§ Given information
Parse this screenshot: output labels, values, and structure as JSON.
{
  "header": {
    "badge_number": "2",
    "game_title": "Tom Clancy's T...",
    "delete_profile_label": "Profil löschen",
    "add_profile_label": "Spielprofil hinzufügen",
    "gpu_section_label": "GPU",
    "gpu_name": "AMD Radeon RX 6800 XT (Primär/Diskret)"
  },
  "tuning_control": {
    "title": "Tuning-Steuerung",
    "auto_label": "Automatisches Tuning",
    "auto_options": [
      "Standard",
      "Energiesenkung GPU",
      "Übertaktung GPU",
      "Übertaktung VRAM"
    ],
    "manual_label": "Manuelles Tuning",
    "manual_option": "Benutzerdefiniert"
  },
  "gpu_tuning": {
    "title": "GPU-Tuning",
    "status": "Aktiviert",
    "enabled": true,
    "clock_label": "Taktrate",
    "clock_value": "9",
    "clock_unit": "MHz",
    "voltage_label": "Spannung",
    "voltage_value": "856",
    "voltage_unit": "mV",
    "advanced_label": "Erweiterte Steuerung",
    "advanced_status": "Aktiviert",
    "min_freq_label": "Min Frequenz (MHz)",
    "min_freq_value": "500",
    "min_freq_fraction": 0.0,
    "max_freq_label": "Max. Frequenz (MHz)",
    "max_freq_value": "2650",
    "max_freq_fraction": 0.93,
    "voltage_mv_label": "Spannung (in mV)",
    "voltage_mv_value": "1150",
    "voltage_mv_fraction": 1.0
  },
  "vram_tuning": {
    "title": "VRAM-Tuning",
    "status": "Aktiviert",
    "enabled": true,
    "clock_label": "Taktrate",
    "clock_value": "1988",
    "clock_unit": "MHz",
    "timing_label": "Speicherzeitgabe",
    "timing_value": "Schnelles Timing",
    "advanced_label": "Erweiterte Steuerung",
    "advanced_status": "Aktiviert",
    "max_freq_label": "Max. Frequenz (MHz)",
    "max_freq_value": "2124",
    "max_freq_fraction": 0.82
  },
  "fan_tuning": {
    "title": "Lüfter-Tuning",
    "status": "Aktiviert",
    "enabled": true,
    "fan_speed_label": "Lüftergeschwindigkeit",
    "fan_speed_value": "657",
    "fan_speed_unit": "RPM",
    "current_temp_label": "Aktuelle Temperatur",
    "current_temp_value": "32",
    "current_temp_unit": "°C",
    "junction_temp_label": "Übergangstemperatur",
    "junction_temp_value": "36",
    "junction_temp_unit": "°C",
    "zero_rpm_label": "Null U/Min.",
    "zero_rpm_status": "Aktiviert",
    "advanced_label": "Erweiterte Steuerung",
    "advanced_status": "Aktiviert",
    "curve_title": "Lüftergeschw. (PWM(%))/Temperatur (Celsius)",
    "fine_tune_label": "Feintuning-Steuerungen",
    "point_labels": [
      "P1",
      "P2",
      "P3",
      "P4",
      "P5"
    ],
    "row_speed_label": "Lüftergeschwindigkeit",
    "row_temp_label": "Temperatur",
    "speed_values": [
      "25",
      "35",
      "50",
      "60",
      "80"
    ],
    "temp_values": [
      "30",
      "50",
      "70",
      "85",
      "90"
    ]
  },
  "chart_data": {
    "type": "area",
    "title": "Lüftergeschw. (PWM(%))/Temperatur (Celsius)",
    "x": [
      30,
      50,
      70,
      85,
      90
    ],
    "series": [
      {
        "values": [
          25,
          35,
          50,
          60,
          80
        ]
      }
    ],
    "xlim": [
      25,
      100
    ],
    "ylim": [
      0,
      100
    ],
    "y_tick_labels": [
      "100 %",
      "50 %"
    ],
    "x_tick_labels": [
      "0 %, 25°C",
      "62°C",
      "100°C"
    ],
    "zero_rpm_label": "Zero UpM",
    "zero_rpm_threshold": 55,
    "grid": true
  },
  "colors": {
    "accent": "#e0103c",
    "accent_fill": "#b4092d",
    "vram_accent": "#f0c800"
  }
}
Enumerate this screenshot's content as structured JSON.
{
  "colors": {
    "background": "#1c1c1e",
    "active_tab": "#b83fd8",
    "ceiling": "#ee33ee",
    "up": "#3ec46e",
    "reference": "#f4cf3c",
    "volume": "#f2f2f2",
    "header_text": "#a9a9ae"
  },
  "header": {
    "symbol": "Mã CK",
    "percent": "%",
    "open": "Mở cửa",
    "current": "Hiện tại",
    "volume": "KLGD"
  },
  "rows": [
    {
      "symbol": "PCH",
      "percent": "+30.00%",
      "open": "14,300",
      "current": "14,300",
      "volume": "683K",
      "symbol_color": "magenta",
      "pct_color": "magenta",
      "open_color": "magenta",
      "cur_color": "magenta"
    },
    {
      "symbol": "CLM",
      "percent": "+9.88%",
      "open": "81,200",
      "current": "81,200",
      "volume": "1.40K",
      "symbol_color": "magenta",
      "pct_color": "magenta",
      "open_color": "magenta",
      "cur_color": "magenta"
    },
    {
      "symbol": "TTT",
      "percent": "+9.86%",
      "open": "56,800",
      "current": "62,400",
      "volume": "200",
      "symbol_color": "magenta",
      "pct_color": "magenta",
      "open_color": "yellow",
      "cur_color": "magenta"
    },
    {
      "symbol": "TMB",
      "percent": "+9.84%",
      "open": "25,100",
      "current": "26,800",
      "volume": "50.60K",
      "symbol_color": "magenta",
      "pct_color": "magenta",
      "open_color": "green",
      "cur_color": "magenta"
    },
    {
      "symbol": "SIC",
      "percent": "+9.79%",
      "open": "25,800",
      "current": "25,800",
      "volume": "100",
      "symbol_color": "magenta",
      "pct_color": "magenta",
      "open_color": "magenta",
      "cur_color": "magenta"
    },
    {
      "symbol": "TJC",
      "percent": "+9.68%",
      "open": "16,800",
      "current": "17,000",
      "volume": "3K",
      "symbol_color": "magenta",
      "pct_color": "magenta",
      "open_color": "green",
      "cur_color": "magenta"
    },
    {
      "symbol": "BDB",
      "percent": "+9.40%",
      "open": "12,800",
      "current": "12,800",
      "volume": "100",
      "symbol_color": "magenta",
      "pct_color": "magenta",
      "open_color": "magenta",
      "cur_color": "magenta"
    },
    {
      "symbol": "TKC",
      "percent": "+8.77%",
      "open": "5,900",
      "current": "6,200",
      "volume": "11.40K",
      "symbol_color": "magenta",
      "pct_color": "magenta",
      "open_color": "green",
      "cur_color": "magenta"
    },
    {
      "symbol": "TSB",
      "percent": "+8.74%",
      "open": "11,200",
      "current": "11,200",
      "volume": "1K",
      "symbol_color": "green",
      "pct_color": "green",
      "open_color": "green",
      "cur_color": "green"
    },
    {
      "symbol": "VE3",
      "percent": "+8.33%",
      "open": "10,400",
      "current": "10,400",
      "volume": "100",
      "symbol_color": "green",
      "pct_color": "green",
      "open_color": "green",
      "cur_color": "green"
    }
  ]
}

§ Short problem
Reproduce the entries above in full, verbatim.

§ Finished task
Parse this screenshot: output labels, values, and structure as JSON.
{
  "header": {
    "badge_number": "2",
    "game_title": "Tom Clancy's T...",
    "delete_profile_label": "Profil löschen",
    "add_profile_label": "Spielprofil hinzufügen",
    "gpu_section_label": "GPU",
    "gpu_name": "AMD Radeon RX 6800 XT (Primär/Diskret)"
  },
  "tuning_control": {
    "title": "Tuning-Steuerung",
    "auto_label": "Automatisches Tuning",
    "auto_options": [
      "Standard",
      "Energiesenkung GPU",
      "Übertaktung GPU",
      "Übertaktung VRAM"
    ],
    "manual_label": "Manuelles Tuning",
    "manual_option": "Benutzerdefiniert"
  },
  "gpu_tuning": {
    "title": "GPU-Tuning",
    "status": "Aktiviert",
    "enabled": true,
    "clock_label": "Taktrate",
    "clock_value": "9",
    "clock_unit": "MHz",
    "voltage_label": "Spannung",
    "voltage_value": "856",
    "voltage_unit": "mV",
    "advanced_label": "Erweiterte Steuerung",
    "advanced_status": "Aktiviert",
    "min_freq_label": "Min Frequenz (MHz)",
    "min_freq_value": "500",
    "min_freq_fraction": 0.0,
    "max_freq_label": "Max. Frequenz (MHz)",
    "max_freq_value": "2650",
    "max_freq_fraction": 0.93,
    "voltage_mv_label": "Spannung (in mV)",
    "voltage_mv_value": "1150",
    "voltage_mv_fraction": 1.0
  },
  "vram_tuning": {
    "title": "VRAM-Tuning",
    "status": "Aktiviert",
    "enabled": true,
    "clock_label": "Taktrate",
    "clock_value": "1988",
    "clock_unit": "MHz",
    "timing_label": "Speicherzeitgabe",
    "timing_value": "Schnelles Timing",
    "advanced_label": "Erweiterte Steuerung",
    "advanced_status": "Aktiviert",
    "max_freq_label": "Max. Frequenz (MHz)",
    "max_freq_value": "2124",
    "max_freq_fraction": 0.82
  },
  "fan_tuning": {
    "title": "Lüfter-Tuning",
    "status": "Aktiviert",
    "enabled": true,
    "fan_speed_label": "Lüftergeschwindigkeit",
    "fan_speed_value": "657",
    "fan_speed_unit": "RPM",
    "current_temp_label": "Aktuelle Temperatur",
    "current_temp_value": "32",
    "current_temp_unit": "°C",
    "junction_temp_label": "Übergangstemperatur",
    "junction_temp_value": "36",
    "junction_temp_unit": "°C",
    "zero_rpm_label": "Null U/Min.",
    "zero_rpm_status": "Aktiviert",
    "advanced_label": "Erweiterte Steuerung",
    "advanced_status": "Aktiviert",
    "curve_title": "Lüftergeschw. (PWM(%))/Temperatur (Celsius)",
    "fine_tune_label": "Feintuning-Steuerungen",
    "point_labels": [
      "P1",
      "P2",
      "P3",
      "P4",
      "P5"
    ],
    "row_speed_label": "Lüftergeschwindigkeit",
    "row_temp_label": "Temperatur",
    "speed_values": [
      "25",
      "35",
      "50",
      "60",
      "80"
    ],
    "temp_values": [
      "30",
      "50",
      "70",
      "85",
      "90"
    ]
  },
  "chart_data": {
    "type": "area",
    "title": "Lüftergeschw. (PWM(%))/Temperatur (Celsius)",
    "x": [
      30,
      50,
      70,
      85,
      90
    ],
    "series": [
      {
        "values": [
          25,
          35,
          50,
          60,
          80
        ]
      }
    ],
    "xlim": [
      25,
      100
    ],
    "ylim": [
      0,
      100
    ],
    "y_tick_labels": [
      "100 %",
      "50 %"
    ],
    "x_tick_labels": [
      "0 %, 25°C",
      "62°C",
      "100°C"
    ],
    "zero_rpm_label": "Zero UpM",
    "zero_rpm_threshold": 55,
    "grid": true
  },
  "colors": {
    "accent": "#e0103c",
    "accent_fill": "#b4092d",
    "vram_accent": "#f0c800"
  }
}
Enumerate this screenshot's content as structured JSON.
{
  "colors": {
    "background": "#1c1c1e",
    "active_tab": "#b83fd8",
    "ceiling": "#ee33ee",
    "up": "#3ec46e",
    "reference": "#f4cf3c",
    "volume": "#f2f2f2",
    "header_text": "#a9a9ae"
  },
  "header": {
    "symbol": "Mã CK",
    "percent": "%",
    "open": "Mở cửa",
    "current": "Hiện tại",
    "volume": "KLGD"
  },
  "rows": [
    {
      "symbol": "PCH",
      "percent": "+30.00%",
      "open": "14,300",
      "current": "14,300",
      "volume": "683K",
      "symbol_color": "magenta",
      "pct_color": "magenta",
      "open_color": "magenta",
      "cur_color": "magenta"
    },
    {
      "symbol": "CLM",
      "percent": "+9.88%",
      "open": "81,200",
      "current": "81,200",
      "volume": "1.40K",
      "symbol_color": "magenta",
      "pct_color": "magenta",
      "open_color": "magenta",
      "cur_color": "magenta"
    },
    {
      "symbol": "TTT",
      "percent": "+9.86%",
      "open": "56,800",
      "current": "62,400",
      "volume": "200",
      "symbol_color": "magenta",
      "pct_color": "magenta",
      "open_color": "yellow",
      "cur_color": "magenta"
    },
    {
      "symbol": "TMB",
      "percent": "+9.84%",
      "open": "25,100",
      "current": "26,800",
      "volume": "50.60K",
      "symbol_color": "magenta",
      "pct_color": "magenta",
      "open_color": "green",
      "cur_color": "magenta"
    },
    {
      "symbol": "SIC",
      "percent": "+9.79%",
      "open": "25,800",
      "current": "25,800",
      "volume": "100",
      "symbol_color": "magenta",
      "pct_color": "magenta",
      "open_color": "magenta",
      "cur_color": "magenta"
    },
    {
      "symbol": "TJC",
      "percent": "+9.68%",
      "open": "16,800",
      "current": "17,000",
      "volume": "3K",
      "symbol_color": "magenta",
      "pct_color": "magenta",
      "open_color": "green",
      "cur_color": "magenta"
    },
    {
      "symbol": "BDB",
      "percent": "+9.40%",
      "open": "12,800",
      "current": "12,800",
      "volume": "100",
      "symbol_color": "magenta",
      "pct_color": "magenta",
      "open_color": "magenta",
      "cur_color": "magenta"
    },
    {
      "symbol": "TKC",
      "percent": "+8.77%",
      "open": "5,900",
      "current": "6,200",
      "volume": "11.40K",
      "symbol_color": "magenta",
      "pct_color": "magenta",
      "open_color": "green",
      "cur_color": "magenta"
    },
    {
      "symbol": "TSB",
      "percent": "+8.74%",
      "open": "11,200",
      "current": "11,200",
      "volume": "1K",
      "symbol_color": "green",
      "pct_color": "green",
      "open_color": "green",
      "cur_color": "green"
    },
    {
      "symbol": "VE3",
      "percent": "+8.33%",
      "open": "10,400",
      "current": "10,400",
      "volume": "100",
      "symbol_color": "green",
      "pct_color": "green",
      "open_color": "green",
      "cur_color": "green"
    }
  ]
}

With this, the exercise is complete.